• _Exercise goal_:
In the listing below, pick out lines with "saia".

• _Data_:
== Segment start ==

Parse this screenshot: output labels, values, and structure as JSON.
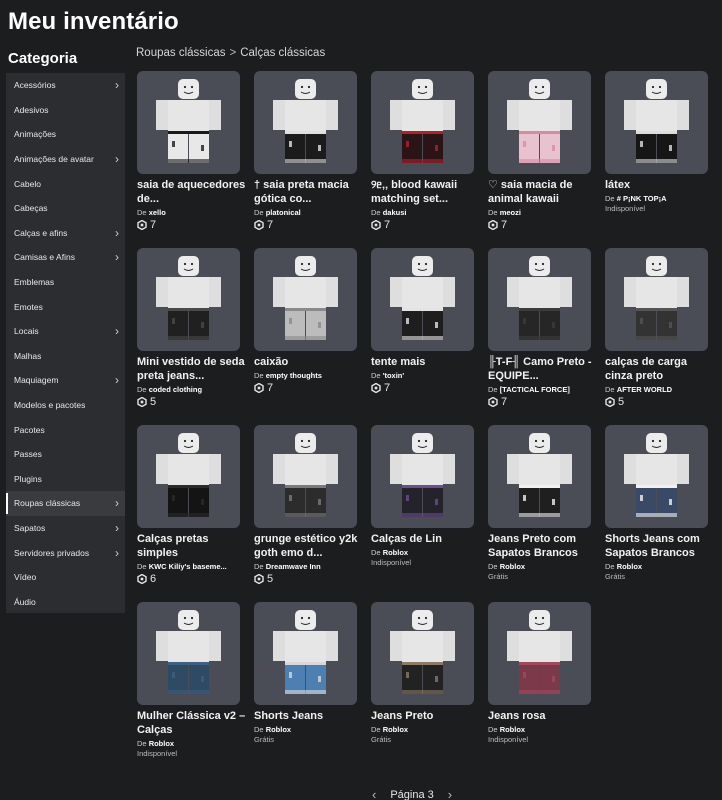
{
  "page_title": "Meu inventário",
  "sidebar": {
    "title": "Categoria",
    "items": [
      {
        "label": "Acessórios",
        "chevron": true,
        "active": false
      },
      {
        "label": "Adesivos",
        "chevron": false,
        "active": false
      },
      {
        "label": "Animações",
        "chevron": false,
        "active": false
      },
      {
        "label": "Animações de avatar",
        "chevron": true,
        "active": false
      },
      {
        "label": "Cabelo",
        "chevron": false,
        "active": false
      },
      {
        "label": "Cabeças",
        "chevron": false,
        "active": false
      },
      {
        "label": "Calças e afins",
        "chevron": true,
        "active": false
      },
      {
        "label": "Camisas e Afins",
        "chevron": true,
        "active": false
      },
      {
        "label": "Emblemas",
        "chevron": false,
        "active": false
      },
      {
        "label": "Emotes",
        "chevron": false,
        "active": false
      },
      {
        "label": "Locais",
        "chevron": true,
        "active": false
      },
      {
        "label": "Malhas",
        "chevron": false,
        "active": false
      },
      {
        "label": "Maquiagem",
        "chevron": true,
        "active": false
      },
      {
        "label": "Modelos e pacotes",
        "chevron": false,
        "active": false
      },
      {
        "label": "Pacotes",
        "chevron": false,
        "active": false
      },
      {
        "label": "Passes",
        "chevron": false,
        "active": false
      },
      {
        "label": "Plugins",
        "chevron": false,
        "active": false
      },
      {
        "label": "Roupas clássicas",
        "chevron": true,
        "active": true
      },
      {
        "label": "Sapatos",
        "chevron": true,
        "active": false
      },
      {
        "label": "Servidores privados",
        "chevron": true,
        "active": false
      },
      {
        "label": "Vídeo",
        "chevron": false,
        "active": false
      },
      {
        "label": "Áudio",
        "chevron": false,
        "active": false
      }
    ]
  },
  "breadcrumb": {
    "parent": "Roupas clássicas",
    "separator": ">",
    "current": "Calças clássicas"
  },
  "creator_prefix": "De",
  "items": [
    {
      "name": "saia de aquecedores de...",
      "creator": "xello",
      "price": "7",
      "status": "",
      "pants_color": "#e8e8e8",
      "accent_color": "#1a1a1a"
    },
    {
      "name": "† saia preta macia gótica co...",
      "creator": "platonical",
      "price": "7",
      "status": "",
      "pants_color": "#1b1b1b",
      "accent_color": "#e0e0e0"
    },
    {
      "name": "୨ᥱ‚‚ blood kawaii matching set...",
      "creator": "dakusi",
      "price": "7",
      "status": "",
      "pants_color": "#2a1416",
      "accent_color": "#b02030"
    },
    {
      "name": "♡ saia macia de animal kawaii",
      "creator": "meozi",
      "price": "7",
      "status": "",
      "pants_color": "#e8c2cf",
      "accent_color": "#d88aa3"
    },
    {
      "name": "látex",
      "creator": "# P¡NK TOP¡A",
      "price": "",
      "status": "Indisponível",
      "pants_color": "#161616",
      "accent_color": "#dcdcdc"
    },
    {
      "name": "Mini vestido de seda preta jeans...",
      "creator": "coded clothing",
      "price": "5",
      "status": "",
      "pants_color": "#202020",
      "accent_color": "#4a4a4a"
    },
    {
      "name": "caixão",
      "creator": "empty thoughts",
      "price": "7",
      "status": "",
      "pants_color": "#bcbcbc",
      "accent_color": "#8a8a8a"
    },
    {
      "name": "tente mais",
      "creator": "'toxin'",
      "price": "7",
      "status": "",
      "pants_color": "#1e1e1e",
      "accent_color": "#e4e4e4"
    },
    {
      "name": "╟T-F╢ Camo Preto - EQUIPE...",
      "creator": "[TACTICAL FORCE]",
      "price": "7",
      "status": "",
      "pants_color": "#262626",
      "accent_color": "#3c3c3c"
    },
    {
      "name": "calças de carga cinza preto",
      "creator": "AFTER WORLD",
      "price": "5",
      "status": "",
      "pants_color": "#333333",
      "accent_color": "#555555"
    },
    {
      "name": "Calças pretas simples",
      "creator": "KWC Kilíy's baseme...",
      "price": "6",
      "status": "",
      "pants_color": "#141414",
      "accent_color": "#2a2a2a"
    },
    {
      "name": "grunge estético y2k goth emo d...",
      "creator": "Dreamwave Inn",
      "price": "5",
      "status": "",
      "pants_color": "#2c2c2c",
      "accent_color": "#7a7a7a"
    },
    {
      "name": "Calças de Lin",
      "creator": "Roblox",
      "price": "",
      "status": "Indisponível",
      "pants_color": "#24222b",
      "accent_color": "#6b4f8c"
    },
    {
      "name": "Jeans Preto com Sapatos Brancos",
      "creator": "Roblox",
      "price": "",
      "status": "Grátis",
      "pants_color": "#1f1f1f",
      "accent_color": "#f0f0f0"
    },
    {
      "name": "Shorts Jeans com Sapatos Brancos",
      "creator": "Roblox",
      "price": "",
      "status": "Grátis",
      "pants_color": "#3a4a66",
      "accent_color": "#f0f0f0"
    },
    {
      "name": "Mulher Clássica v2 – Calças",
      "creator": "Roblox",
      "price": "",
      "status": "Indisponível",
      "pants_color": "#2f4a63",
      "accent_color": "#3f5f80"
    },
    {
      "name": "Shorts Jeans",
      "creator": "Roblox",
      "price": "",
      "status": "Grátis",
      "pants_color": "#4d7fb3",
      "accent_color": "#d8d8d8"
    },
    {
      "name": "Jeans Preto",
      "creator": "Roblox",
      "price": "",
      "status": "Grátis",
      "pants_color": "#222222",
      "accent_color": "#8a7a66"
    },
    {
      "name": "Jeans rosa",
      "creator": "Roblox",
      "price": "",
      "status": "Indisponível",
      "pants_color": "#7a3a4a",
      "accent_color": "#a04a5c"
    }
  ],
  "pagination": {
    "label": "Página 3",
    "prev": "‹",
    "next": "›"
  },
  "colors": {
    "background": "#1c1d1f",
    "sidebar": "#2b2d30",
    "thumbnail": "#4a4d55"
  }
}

== Segment end ==

• _Output for this task_:
      "name": "saia de aquecedores de...",
      "name": "† saia preta macia gótica co...",
      "name": "♡ saia macia de animal kawaii",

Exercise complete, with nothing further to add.